> _Short problem_
Output, word for word, the line that contains "What data populates" and all lines following it to the end of the listing. Drop the pictures.

[Records contained in a dataset]

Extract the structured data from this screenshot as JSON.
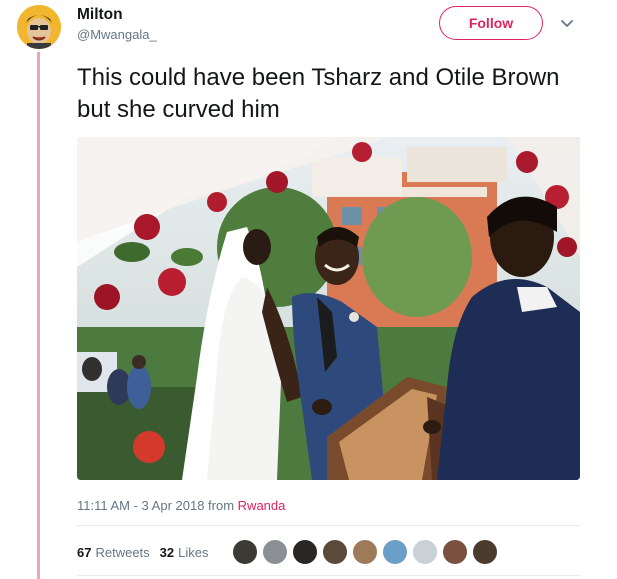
{
  "user": {
    "display_name": "Milton",
    "handle": "@Mwangala_"
  },
  "actions": {
    "follow_label": "Follow"
  },
  "tweet": {
    "text": "This could have been Tsharz and Otile Brown but she curved him",
    "timestamp": "11:11 AM - 3 Apr 2018 from ",
    "location": "Rwanda"
  },
  "stats": {
    "retweets_count": "67",
    "retweets_label": "Retweets",
    "likes_count": "32",
    "likes_label": "Likes"
  },
  "likers": [
    "#3d3a35",
    "#8a8f94",
    "#2a2623",
    "#5b4a3a",
    "#9c7a5a",
    "#6aa0c8",
    "#c9d0d6",
    "#7a5040",
    "#4a3b2e"
  ],
  "colors": {
    "accent": "#e0245e",
    "thread_line": "#e8a8ad",
    "secondary_text": "#657786"
  }
}
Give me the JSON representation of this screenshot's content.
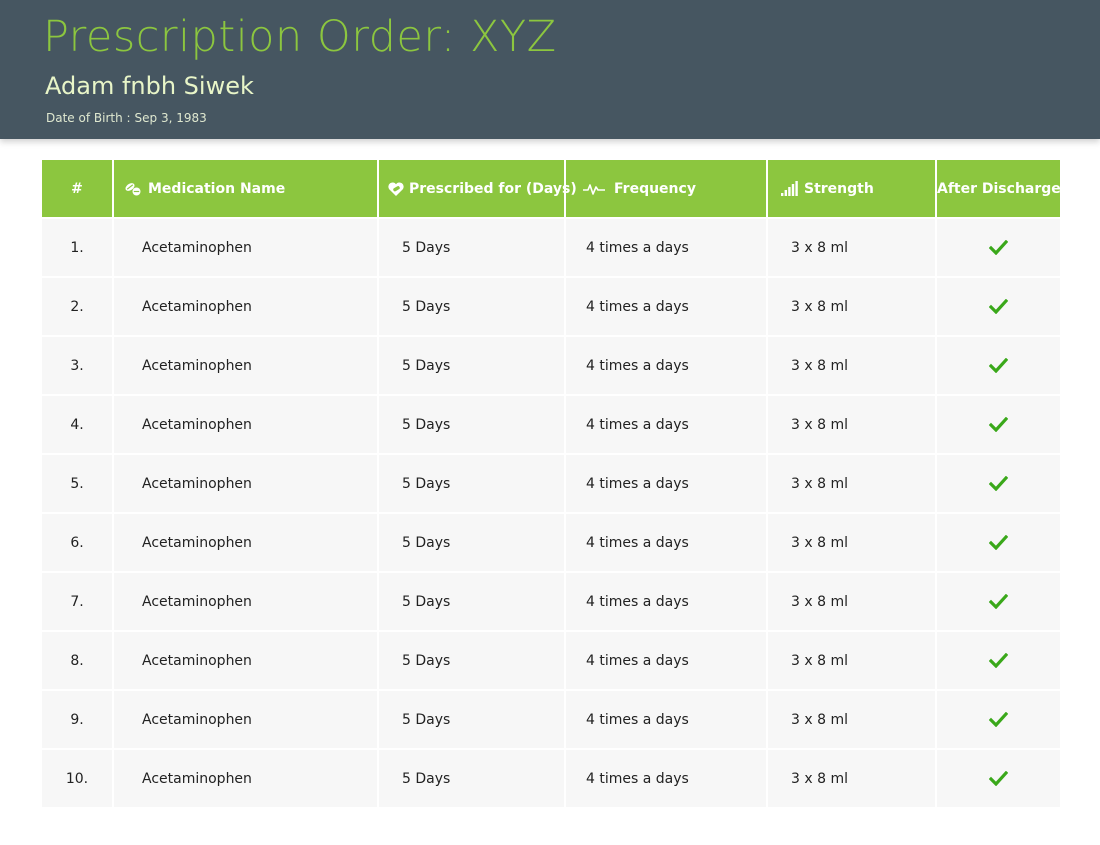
{
  "header": {
    "title": "Prescription Order: XYZ",
    "patient_name": "Adam fnbh Siwek",
    "dob_label": "Date of Birth :",
    "dob_value": "Sep 3, 1983"
  },
  "colors": {
    "header_bg": "#465661",
    "accent_green": "#8cc63f",
    "row_bg": "#f7f7f7",
    "check_green": "#3aa81a"
  },
  "table": {
    "columns": [
      {
        "label": "#",
        "icon": null
      },
      {
        "label": "Medication Name",
        "icon": "pills-icon"
      },
      {
        "label": "Prescribed for (Days)",
        "icon": "heart-pill-icon"
      },
      {
        "label": "Frequency",
        "icon": "pulse-icon"
      },
      {
        "label": "Strength",
        "icon": "signal-bars-icon"
      },
      {
        "label": "After Discharge",
        "icon": null
      }
    ],
    "rows": [
      {
        "num": "1.",
        "medication": "Acetaminophen",
        "days": "5 Days",
        "frequency": "4 times a days",
        "strength": "3 x 8 ml",
        "after_discharge": true
      },
      {
        "num": "2.",
        "medication": "Acetaminophen",
        "days": "5 Days",
        "frequency": "4 times a days",
        "strength": "3 x 8 ml",
        "after_discharge": true
      },
      {
        "num": "3.",
        "medication": "Acetaminophen",
        "days": "5 Days",
        "frequency": "4 times a days",
        "strength": "3 x 8 ml",
        "after_discharge": true
      },
      {
        "num": "4.",
        "medication": "Acetaminophen",
        "days": "5 Days",
        "frequency": "4 times a days",
        "strength": "3 x 8 ml",
        "after_discharge": true
      },
      {
        "num": "5.",
        "medication": "Acetaminophen",
        "days": "5 Days",
        "frequency": "4 times a days",
        "strength": "3 x 8 ml",
        "after_discharge": true
      },
      {
        "num": "6.",
        "medication": "Acetaminophen",
        "days": "5 Days",
        "frequency": "4 times a days",
        "strength": "3 x 8 ml",
        "after_discharge": true
      },
      {
        "num": "7.",
        "medication": "Acetaminophen",
        "days": "5 Days",
        "frequency": "4 times a days",
        "strength": "3 x 8 ml",
        "after_discharge": true
      },
      {
        "num": "8.",
        "medication": "Acetaminophen",
        "days": "5 Days",
        "frequency": "4 times a days",
        "strength": "3 x 8 ml",
        "after_discharge": true
      },
      {
        "num": "9.",
        "medication": "Acetaminophen",
        "days": "5 Days",
        "frequency": "4 times a days",
        "strength": "3 x 8 ml",
        "after_discharge": true
      },
      {
        "num": "10.",
        "medication": "Acetaminophen",
        "days": "5 Days",
        "frequency": "4 times a days",
        "strength": "3 x 8 ml",
        "after_discharge": true
      }
    ]
  }
}
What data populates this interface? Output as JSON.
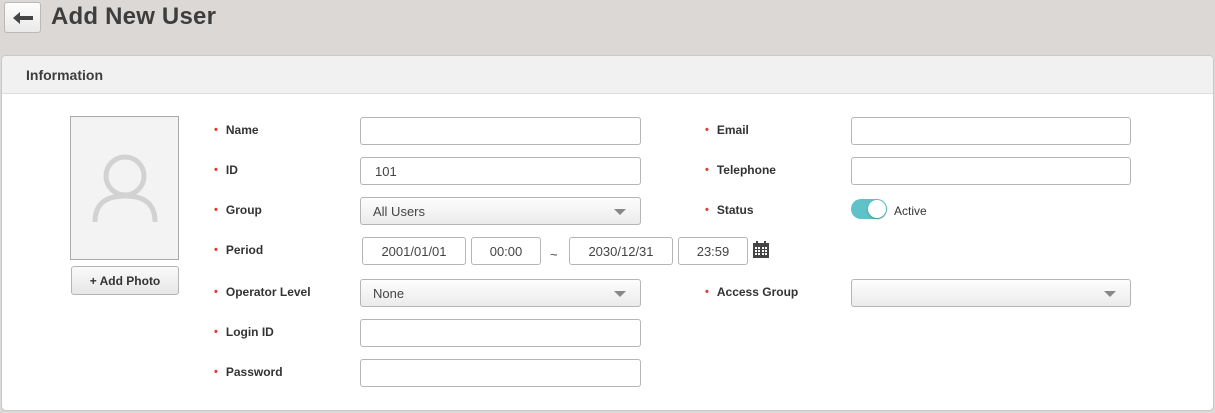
{
  "header": {
    "back_icon": "arrow-left-icon",
    "title": "Add New User"
  },
  "panel": {
    "title": "Information",
    "photo": {
      "placeholder_icon": "user-silhouette-icon",
      "add_label": "+ Add Photo"
    },
    "fields": {
      "name": {
        "label": "Name",
        "value": ""
      },
      "id": {
        "label": "ID",
        "value": "101"
      },
      "group": {
        "label": "Group",
        "value": "All Users"
      },
      "period": {
        "label": "Period",
        "start_date": "2001/01/01",
        "start_time": "00:00",
        "separator": "~",
        "end_date": "2030/12/31",
        "end_time": "23:59",
        "calendar_icon": "calendar-icon"
      },
      "operator_level": {
        "label": "Operator Level",
        "value": "None"
      },
      "login_id": {
        "label": "Login ID",
        "value": ""
      },
      "password": {
        "label": "Password",
        "value": ""
      },
      "email": {
        "label": "Email",
        "value": ""
      },
      "telephone": {
        "label": "Telephone",
        "value": ""
      },
      "status": {
        "label": "Status",
        "value": "Active",
        "on": true
      },
      "access_group": {
        "label": "Access Group",
        "value": ""
      }
    },
    "required_marker": "•"
  },
  "colors": {
    "required": "#e03c2c",
    "toggle_on": "#5fc2c9",
    "background": "#dcd8d5"
  }
}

> _Solution to this problem_
What data populates this interface? Output as JSON.
{
  "header": {
    "back_icon": "arrow-left-icon",
    "title": "Add New User"
  },
  "panel": {
    "title": "Information",
    "photo": {
      "placeholder_icon": "user-silhouette-icon",
      "add_label": "+ Add Photo"
    },
    "fields": {
      "name": {
        "label": "Name",
        "value": ""
      },
      "id": {
        "label": "ID",
        "value": "101"
      },
      "group": {
        "label": "Group",
        "value": "All Users"
      },
      "period": {
        "label": "Period",
        "start_date": "2001/01/01",
        "start_time": "00:00",
        "separator": "~",
        "end_date": "2030/12/31",
        "end_time": "23:59",
        "calendar_icon": "calendar-icon"
      },
      "operator_level": {
        "label": "Operator Level",
        "value": "None"
      },
      "login_id": {
        "label": "Login ID",
        "value": ""
      },
      "password": {
        "label": "Password",
        "value": ""
      },
      "email": {
        "label": "Email",
        "value": ""
      },
      "telephone": {
        "label": "Telephone",
        "value": ""
      },
      "status": {
        "label": "Status",
        "value": "Active",
        "on": true
      },
      "access_group": {
        "label": "Access Group",
        "value": ""
      }
    },
    "required_marker": "•"
  },
  "colors": {
    "required": "#e03c2c",
    "toggle_on": "#5fc2c9",
    "background": "#dcd8d5"
  }
}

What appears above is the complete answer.